◆ **Stated task**
Copy out the material below in full, but not its images.

◆ **Task inputs**
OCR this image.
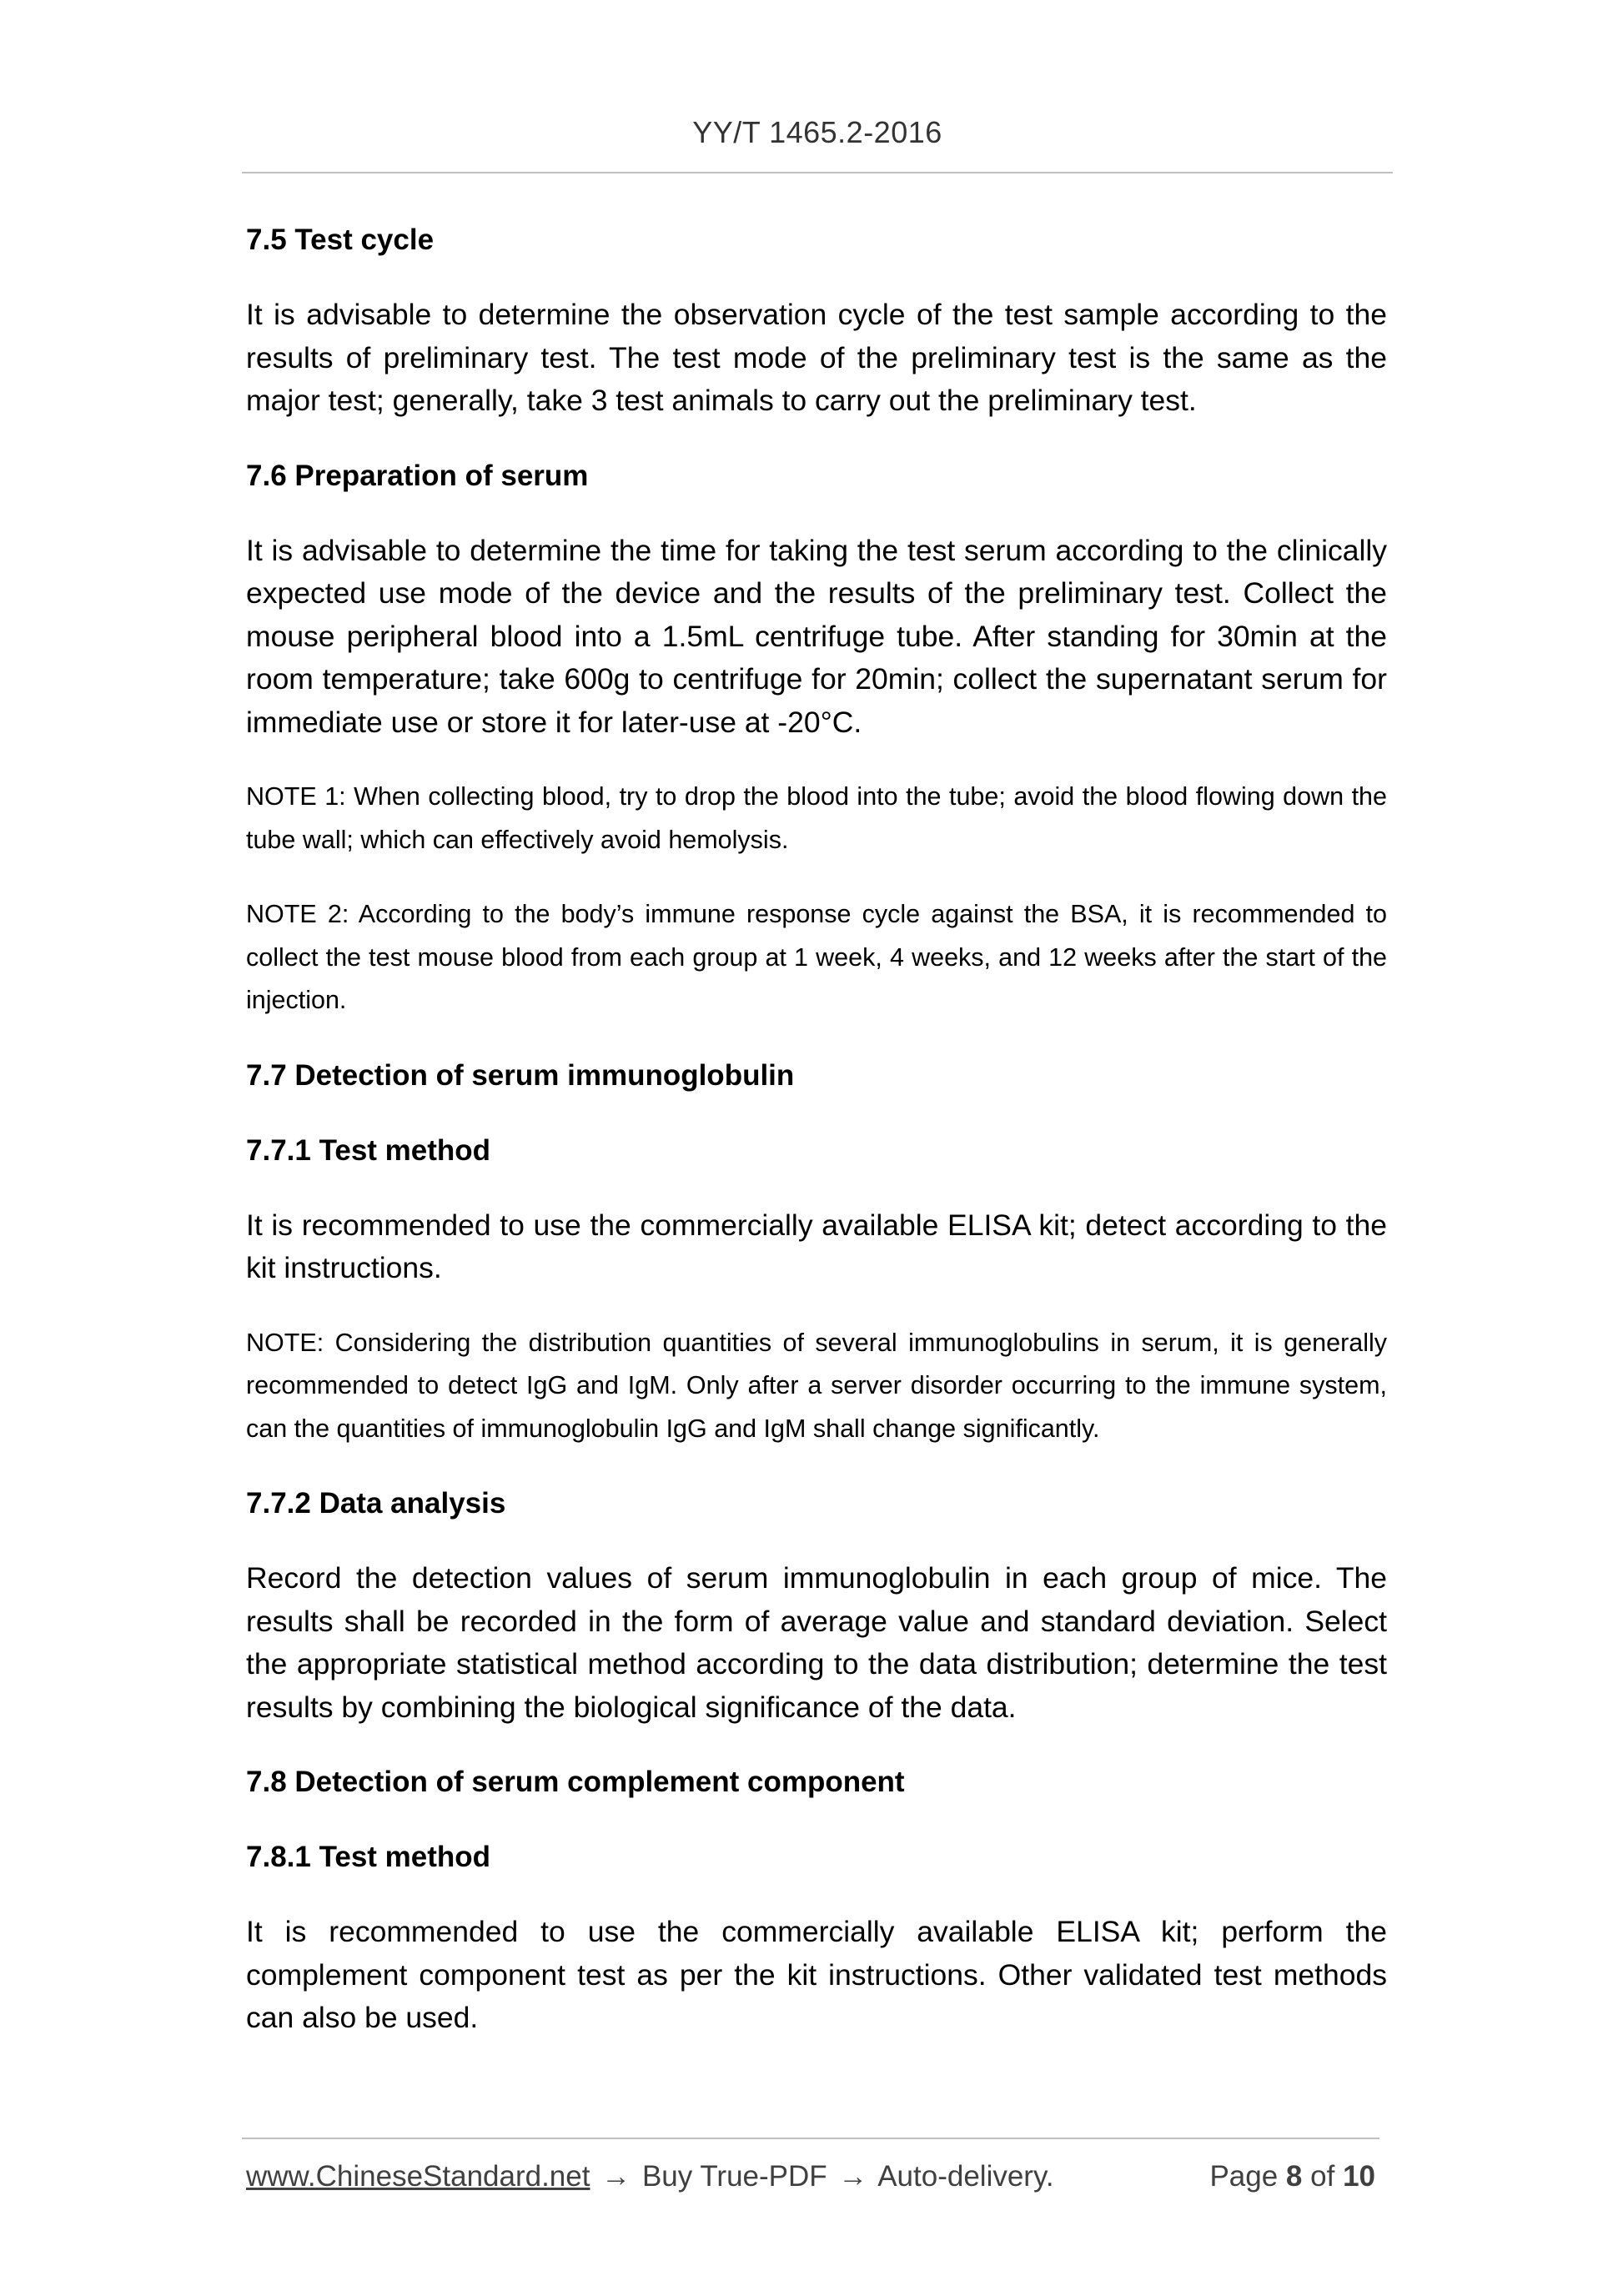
YY/T 1465.2-2016
7.5 Test cycle

It is advisable to determine the observation cycle of the test sample according to the results of preliminary test. The test mode of the preliminary test is the same as the major test; generally, take 3 test animals to carry out the preliminary test.

7.6 Preparation of serum

It is advisable to determine the time for taking the test serum according to the clinically expected use mode of the device and the results of the preliminary test. Collect the mouse peripheral blood into a 1.5mL centrifuge tube. After standing for 30min at the room temperature; take 600g to centrifuge for 20min; collect the supernatant serum for immediate use or store it for later-use at -20°C.

NOTE 1: When collecting blood, try to drop the blood into the tube; avoid the blood flowing down the tube wall; which can effectively avoid hemolysis.

NOTE 2: According to the body’s immune response cycle against the BSA, it is recommended to collect the test mouse blood from each group at 1 week, 4 weeks, and 12 weeks after the start of the injection.

7.7 Detection of serum immunoglobulin
7.7.1 Test method

It is recommended to use the commercially available ELISA kit; detect according to the kit instructions.

NOTE: Considering the distribution quantities of several immunoglobulins in serum, it is generally recommended to detect IgG and IgM. Only after a server disorder occurring to the immune system, can the quantities of immunoglobulin IgG and IgM shall change significantly.

7.7.2 Data analysis

Record the detection values of serum immunoglobulin in each group of mice. The results shall be recorded in the form of average value and standard deviation. Select the appropriate statistical method according to the data distribution; determine the test results by combining the biological significance of the data.

7.8 Detection of serum complement component
7.8.1 Test method

It is recommended to use the commercially available ELISA kit; perform the complement component test as per the kit instructions. Other validated test methods can also be used.

www.ChineseStandard.net → Buy True-PDF → Auto-delivery.	Page 8 of 10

◆ **Written solution**
OCR this image.
YY/T 1465.2-2016
7.5 Test cycle

It is advisable to determine the observation cycle of the test sample according to the results of preliminary test. The test mode of the preliminary test is the same as the major test; generally, take 3 test animals to carry out the preliminary test.

7.6 Preparation of serum

It is advisable to determine the time for taking the test serum according to the clinically expected use mode of the device and the results of the preliminary test. Collect the mouse peripheral blood into a 1.5mL centrifuge tube. After standing for 30min at the room temperature; take 600g to centrifuge for 20min; collect the supernatant serum for immediate use or store it for later-use at -20°C.

NOTE 1: When collecting blood, try to drop the blood into the tube; avoid the blood flowing down the tube wall; which can effectively avoid hemolysis.

NOTE 2: According to the body’s immune response cycle against the BSA, it is recommended to collect the test mouse blood from each group at 1 week, 4 weeks, and 12 weeks after the start of the injection.

7.7 Detection of serum immunoglobulin
7.7.1 Test method

It is recommended to use the commercially available ELISA kit; detect according to the kit instructions.

NOTE: Considering the distribution quantities of several immunoglobulins in serum, it is generally recommended to detect IgG and IgM. Only after a server disorder occurring to the immune system, can the quantities of immunoglobulin IgG and IgM shall change significantly.

7.7.2 Data analysis

Record the detection values of serum immunoglobulin in each group of mice. The results shall be recorded in the form of average value and standard deviation. Select the appropriate statistical method according to the data distribution; determine the test results by combining the biological significance of the data.

7.8 Detection of serum complement component
7.8.1 Test method

It is recommended to use the commercially available ELISA kit; perform the complement component test as per the kit instructions. Other validated test methods can also be used.

www.ChineseStandard.net → Buy True-PDF → Auto-delivery.	Page 8 of 10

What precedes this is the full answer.